WORK TO COMPLETE:
Go through the listing and return every line with "Redistribution" in it.

Entries from a dataset:
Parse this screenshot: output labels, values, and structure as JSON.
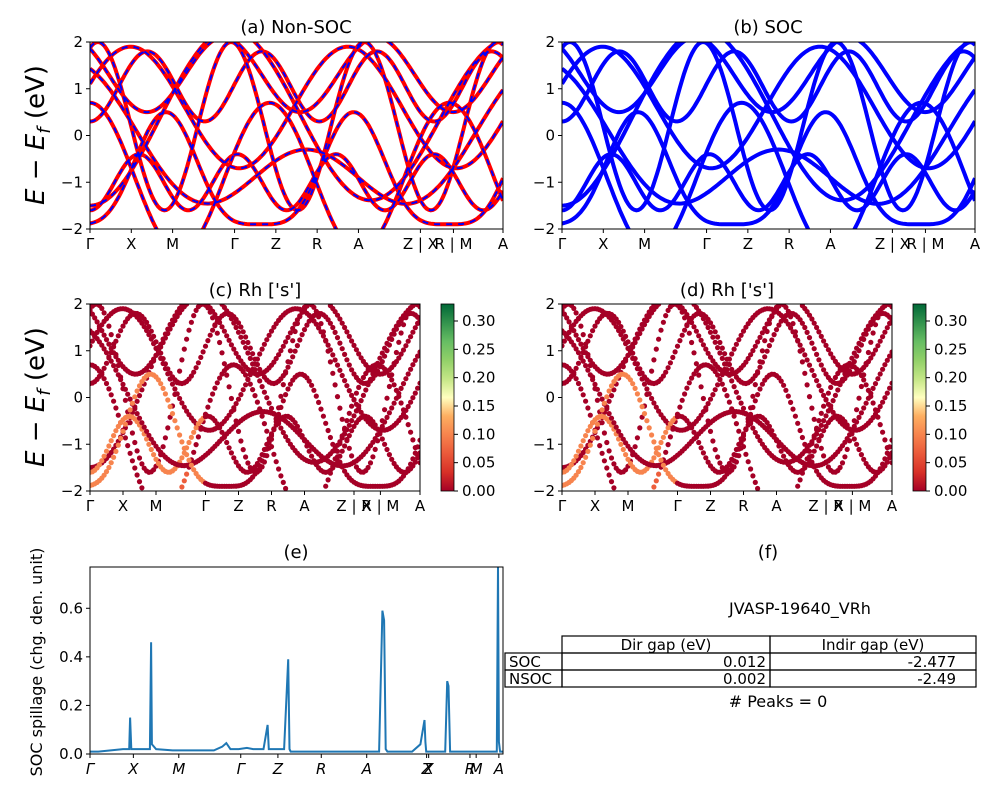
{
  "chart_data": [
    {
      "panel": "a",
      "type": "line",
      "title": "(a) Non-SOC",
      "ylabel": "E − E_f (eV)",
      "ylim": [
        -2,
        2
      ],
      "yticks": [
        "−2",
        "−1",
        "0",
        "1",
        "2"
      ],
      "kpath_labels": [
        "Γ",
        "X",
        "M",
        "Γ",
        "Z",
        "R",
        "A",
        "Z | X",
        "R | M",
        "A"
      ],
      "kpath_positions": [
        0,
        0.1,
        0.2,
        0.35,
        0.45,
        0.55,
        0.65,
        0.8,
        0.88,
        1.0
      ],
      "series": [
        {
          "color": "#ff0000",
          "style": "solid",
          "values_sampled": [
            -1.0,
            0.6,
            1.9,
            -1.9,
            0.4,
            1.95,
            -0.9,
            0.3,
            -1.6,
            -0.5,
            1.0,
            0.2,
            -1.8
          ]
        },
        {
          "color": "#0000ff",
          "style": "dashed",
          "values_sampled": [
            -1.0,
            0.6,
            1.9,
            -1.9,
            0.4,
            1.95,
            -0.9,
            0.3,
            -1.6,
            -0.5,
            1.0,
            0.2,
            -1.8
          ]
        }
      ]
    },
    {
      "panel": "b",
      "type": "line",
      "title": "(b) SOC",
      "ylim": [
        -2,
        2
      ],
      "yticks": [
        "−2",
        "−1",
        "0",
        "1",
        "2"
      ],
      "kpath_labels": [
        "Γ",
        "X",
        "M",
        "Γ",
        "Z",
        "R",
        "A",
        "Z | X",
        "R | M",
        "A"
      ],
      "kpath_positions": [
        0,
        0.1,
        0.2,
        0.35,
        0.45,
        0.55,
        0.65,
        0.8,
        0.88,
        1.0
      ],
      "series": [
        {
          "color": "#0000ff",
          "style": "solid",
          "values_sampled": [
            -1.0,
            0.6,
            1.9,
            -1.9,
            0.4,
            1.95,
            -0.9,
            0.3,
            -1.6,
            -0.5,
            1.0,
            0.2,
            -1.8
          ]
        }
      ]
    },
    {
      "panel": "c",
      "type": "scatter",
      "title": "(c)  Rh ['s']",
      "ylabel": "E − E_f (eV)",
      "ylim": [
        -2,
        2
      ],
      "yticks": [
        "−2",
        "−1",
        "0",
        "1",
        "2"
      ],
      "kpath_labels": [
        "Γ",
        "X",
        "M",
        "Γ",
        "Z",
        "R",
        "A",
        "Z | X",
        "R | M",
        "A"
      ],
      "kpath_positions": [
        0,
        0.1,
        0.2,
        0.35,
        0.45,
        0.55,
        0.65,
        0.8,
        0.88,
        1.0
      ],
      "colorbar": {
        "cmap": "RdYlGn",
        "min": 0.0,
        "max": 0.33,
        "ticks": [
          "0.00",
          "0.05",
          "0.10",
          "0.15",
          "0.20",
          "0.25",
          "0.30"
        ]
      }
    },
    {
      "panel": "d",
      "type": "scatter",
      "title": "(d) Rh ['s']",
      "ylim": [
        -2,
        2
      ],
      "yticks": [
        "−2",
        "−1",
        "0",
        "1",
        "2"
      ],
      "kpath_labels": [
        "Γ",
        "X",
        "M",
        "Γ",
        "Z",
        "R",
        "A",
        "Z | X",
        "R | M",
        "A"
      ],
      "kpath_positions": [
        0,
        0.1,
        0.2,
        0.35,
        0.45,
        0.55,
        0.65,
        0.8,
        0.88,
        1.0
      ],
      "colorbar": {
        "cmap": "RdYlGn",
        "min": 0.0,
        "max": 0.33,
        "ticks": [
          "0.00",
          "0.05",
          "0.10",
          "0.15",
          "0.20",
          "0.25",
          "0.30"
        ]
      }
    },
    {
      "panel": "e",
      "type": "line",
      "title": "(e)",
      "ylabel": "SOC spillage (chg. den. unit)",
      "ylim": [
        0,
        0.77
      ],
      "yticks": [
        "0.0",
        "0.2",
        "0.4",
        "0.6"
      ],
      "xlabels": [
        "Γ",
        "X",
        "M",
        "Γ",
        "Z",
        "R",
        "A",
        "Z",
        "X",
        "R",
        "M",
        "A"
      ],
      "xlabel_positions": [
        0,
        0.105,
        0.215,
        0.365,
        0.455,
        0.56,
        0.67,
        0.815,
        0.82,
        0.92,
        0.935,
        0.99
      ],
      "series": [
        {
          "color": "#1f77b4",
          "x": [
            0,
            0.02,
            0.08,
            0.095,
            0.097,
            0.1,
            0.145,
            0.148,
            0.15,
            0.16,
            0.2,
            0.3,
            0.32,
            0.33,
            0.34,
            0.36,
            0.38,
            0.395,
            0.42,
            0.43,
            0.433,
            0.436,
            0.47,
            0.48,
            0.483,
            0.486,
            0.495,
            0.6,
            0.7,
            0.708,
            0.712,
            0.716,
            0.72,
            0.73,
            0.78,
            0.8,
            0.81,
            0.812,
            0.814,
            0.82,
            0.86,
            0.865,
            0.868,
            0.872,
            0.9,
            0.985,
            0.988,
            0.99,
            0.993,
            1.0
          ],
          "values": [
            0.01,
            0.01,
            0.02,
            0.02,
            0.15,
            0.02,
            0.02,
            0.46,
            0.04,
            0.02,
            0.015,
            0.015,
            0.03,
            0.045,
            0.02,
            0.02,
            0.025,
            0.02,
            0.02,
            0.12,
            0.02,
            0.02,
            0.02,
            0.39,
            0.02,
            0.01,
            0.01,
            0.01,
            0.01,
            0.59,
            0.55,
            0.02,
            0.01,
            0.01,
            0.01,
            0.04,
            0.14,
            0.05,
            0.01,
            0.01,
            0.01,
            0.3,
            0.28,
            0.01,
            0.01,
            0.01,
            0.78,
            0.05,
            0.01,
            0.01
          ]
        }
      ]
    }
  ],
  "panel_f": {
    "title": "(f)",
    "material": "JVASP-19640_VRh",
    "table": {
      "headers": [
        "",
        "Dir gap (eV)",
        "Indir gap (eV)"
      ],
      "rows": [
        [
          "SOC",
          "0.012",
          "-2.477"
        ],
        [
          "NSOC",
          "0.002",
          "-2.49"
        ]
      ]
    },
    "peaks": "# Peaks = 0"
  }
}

...

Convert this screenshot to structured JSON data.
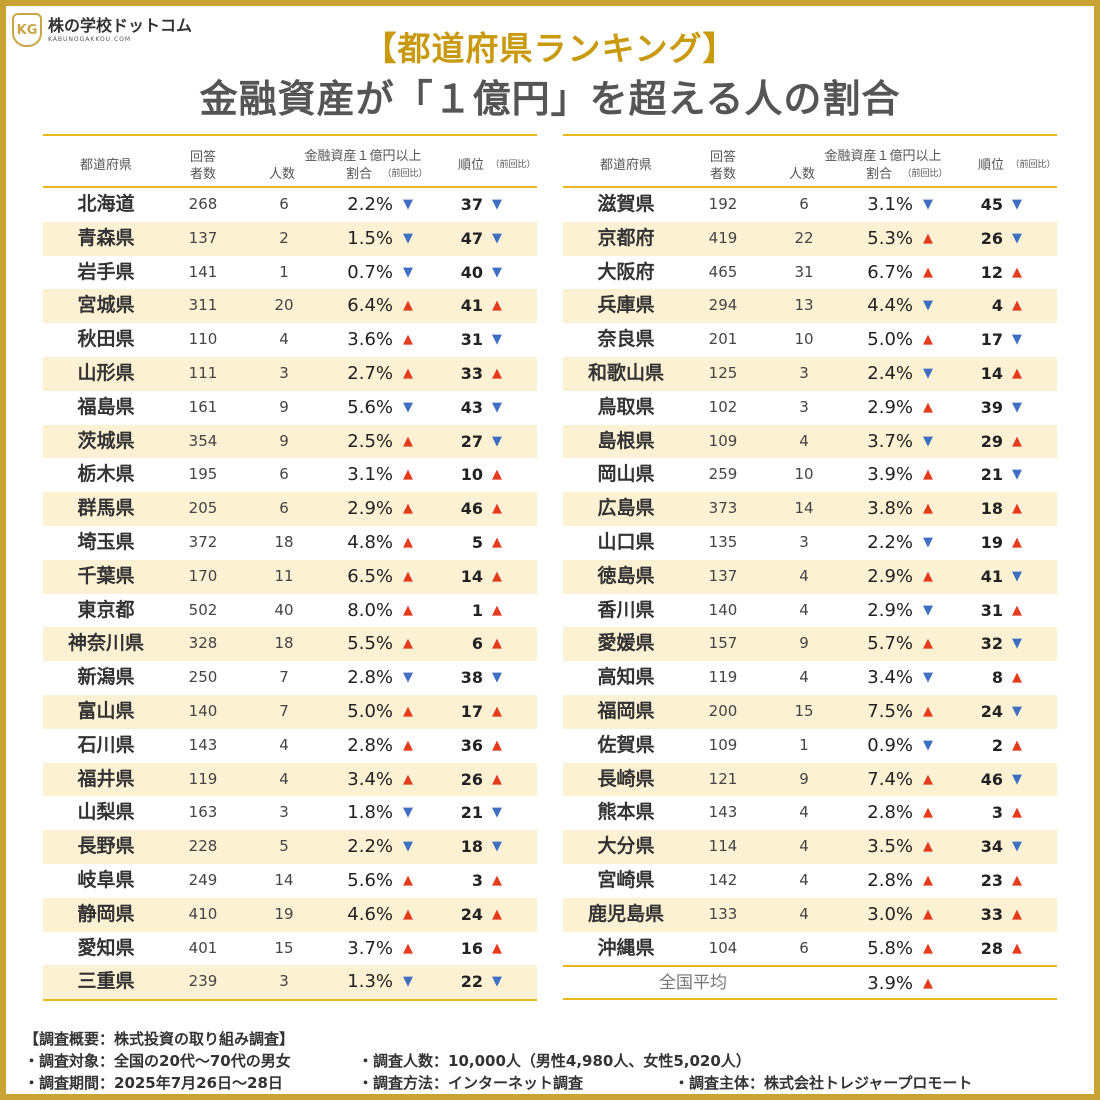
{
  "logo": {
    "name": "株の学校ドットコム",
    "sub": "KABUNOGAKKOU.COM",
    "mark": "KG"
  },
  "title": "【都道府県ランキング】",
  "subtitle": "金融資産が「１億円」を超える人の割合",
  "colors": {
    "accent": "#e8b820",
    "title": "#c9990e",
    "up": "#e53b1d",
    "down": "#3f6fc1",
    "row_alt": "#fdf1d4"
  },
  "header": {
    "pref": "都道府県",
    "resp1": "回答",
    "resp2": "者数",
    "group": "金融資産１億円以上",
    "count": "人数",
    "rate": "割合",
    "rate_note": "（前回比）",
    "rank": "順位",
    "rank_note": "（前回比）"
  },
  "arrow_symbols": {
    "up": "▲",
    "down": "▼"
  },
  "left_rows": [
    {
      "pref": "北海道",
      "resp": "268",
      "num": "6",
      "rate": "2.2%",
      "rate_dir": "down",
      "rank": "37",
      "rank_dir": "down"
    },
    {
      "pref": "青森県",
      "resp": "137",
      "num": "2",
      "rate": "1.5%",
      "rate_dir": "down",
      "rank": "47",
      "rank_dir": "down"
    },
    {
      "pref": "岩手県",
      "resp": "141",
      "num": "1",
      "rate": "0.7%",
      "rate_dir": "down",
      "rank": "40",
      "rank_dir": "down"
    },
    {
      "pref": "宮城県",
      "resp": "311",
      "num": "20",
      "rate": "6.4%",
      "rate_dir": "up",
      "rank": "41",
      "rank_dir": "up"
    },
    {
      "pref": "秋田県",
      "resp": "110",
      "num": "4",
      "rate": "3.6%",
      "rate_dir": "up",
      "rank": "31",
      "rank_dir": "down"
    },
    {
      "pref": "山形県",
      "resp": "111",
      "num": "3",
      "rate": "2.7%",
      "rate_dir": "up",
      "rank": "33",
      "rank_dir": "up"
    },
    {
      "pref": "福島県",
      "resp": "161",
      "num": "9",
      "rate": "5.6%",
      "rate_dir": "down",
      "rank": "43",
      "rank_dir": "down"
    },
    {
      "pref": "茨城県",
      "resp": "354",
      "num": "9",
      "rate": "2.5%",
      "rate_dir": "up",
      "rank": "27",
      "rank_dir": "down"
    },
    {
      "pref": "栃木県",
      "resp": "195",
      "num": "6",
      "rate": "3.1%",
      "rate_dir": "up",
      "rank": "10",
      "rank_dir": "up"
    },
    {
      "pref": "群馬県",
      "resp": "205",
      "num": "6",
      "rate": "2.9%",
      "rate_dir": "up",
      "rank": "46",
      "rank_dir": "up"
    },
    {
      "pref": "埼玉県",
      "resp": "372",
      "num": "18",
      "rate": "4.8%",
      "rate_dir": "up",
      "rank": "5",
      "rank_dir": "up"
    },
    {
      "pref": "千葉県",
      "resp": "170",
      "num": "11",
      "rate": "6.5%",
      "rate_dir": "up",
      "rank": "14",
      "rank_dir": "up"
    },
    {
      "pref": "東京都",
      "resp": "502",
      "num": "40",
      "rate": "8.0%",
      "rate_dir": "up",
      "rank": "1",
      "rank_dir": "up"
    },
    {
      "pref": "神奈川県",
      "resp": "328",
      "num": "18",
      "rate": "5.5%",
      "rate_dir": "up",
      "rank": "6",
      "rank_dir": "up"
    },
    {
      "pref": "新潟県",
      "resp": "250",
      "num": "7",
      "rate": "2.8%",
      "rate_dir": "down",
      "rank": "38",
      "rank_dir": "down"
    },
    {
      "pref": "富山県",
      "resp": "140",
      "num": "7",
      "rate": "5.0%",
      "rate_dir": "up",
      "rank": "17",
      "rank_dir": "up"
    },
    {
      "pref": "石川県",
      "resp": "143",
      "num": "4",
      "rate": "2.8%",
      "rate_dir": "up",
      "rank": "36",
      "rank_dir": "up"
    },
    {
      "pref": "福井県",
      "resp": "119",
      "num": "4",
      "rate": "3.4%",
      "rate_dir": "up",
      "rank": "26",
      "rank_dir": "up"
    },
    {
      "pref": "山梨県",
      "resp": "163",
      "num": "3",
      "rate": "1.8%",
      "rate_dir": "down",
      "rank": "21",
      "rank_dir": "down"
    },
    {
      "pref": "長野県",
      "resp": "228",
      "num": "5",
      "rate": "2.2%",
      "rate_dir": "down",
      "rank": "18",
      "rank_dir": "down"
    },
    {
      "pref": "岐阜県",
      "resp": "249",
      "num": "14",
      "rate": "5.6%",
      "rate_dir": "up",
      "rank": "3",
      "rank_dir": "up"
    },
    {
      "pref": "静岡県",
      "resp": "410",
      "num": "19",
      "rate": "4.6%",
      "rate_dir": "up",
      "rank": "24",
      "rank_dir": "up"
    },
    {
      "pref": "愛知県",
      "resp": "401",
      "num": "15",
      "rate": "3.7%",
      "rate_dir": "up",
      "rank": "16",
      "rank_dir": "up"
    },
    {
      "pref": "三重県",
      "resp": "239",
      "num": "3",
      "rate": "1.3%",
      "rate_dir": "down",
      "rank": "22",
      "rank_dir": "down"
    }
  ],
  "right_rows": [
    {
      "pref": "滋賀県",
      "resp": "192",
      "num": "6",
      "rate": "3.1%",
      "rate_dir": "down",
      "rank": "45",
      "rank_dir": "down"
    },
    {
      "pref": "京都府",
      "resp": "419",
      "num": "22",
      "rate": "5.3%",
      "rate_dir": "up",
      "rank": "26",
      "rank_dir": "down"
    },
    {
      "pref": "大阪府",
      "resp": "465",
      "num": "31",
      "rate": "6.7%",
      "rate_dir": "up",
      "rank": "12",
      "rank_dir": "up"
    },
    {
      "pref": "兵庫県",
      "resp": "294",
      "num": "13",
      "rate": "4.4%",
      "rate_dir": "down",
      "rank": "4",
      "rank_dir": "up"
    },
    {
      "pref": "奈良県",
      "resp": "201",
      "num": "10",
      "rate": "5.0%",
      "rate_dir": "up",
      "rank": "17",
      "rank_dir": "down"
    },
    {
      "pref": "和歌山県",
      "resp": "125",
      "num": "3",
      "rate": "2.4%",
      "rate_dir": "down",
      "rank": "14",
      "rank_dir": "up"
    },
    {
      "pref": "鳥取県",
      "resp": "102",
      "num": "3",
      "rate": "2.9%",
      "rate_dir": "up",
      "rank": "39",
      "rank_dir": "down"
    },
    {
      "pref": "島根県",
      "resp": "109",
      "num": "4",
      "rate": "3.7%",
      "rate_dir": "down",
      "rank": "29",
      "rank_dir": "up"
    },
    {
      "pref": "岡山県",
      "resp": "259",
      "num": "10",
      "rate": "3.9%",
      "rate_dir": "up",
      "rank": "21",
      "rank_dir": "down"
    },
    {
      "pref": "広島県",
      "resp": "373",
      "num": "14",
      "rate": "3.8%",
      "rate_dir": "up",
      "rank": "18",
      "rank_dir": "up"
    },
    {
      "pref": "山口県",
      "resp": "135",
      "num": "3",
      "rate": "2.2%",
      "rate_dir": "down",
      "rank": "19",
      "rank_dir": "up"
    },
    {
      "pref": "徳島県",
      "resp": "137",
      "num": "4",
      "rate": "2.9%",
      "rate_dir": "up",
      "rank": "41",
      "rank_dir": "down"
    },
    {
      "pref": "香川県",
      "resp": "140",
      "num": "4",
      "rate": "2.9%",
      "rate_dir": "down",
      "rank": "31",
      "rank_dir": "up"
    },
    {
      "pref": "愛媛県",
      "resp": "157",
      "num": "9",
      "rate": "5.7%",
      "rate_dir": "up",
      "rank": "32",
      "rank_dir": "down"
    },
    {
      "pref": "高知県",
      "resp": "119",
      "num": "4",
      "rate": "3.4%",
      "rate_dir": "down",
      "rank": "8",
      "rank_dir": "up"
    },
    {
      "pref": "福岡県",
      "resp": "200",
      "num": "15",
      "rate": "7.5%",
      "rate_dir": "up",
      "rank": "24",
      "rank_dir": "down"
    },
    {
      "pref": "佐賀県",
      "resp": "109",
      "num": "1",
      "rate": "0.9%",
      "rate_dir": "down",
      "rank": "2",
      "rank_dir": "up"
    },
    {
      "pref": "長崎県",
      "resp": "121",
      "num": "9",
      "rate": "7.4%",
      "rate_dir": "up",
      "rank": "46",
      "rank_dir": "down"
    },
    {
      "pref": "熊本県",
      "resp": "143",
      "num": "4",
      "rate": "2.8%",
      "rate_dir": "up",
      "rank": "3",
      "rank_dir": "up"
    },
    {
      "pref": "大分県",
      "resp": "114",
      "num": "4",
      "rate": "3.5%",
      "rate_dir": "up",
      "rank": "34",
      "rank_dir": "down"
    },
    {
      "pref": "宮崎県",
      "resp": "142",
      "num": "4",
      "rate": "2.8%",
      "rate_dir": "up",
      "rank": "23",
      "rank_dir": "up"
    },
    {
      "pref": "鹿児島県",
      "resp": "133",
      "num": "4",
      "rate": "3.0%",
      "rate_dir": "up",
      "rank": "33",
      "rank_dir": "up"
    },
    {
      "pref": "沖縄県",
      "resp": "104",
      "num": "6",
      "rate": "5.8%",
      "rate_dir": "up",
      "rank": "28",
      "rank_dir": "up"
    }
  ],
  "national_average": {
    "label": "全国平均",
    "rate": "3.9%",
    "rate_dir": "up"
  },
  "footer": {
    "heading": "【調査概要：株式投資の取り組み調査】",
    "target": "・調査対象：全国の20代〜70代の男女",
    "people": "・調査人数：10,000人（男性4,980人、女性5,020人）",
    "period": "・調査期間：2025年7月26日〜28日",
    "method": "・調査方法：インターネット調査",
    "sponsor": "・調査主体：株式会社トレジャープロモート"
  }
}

---

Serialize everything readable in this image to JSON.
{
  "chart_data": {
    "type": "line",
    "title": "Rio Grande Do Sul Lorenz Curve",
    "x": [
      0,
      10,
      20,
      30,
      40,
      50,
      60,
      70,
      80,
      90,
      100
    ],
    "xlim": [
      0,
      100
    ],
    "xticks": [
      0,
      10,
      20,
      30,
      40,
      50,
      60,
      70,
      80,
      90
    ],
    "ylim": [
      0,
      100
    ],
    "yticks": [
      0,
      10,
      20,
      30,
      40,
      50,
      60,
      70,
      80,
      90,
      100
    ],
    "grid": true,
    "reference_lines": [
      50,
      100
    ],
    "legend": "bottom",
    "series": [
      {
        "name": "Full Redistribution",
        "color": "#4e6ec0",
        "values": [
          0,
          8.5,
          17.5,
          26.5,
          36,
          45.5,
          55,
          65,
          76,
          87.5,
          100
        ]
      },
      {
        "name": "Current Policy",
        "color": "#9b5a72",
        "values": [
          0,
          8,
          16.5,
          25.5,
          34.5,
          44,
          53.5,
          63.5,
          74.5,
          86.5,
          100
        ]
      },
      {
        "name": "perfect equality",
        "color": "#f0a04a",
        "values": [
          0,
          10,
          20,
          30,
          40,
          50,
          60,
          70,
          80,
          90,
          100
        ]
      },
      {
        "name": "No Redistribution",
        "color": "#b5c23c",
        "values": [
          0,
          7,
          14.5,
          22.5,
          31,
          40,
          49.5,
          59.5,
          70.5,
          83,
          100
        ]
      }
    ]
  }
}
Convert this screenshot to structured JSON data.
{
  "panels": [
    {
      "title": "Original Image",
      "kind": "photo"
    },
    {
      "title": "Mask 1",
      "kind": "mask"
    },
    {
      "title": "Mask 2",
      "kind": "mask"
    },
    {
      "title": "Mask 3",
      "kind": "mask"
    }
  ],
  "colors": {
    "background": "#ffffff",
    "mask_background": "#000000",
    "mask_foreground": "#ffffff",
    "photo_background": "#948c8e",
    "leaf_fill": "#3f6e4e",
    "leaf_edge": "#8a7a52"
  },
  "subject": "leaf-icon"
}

ANSWER TO THE TASK:
        "name": "Full Redistribution",
        "name": "No Redistribution",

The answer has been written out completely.